== Saved entries ==
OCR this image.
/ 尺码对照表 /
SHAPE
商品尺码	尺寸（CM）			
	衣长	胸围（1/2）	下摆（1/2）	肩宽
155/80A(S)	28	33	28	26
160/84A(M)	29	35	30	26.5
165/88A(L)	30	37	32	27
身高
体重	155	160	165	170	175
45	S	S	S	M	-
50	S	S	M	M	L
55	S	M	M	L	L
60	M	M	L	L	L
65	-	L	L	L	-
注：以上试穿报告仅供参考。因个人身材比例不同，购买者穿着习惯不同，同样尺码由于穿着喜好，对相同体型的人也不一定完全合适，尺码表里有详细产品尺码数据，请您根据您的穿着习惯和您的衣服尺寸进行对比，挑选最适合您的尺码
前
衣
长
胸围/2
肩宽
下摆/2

== Given exercise ==
Using the exact wording, write out all of the records.

== Result of the exercise ==
OCR this image.
/ 尺码对照表 /
SHAPE
商品尺码	尺寸（CM）			
	衣长	胸围（1/2）	下摆（1/2）	肩宽
155/80A(S)	28	33	28	26
160/84A(M)	29	35	30	26.5
165/88A(L)	30	37	32	27
身高
体重	155	160	165	170	175
45	S	S	S	M	-
50	S	S	M	M	L
55	S	M	M	L	L
60	M	M	L	L	L
65	-	L	L	L	-
注：以上试穿报告仅供参考。因个人身材比例不同，购买者穿着习惯不同，同样尺码由于穿着喜好，对相同体型的人也不一定完全合适，尺码表里有详细产品尺码数据，请您根据您的穿着习惯和您的衣服尺寸进行对比，挑选最适合您的尺码
前
衣
长
胸围/2
肩宽
下摆/2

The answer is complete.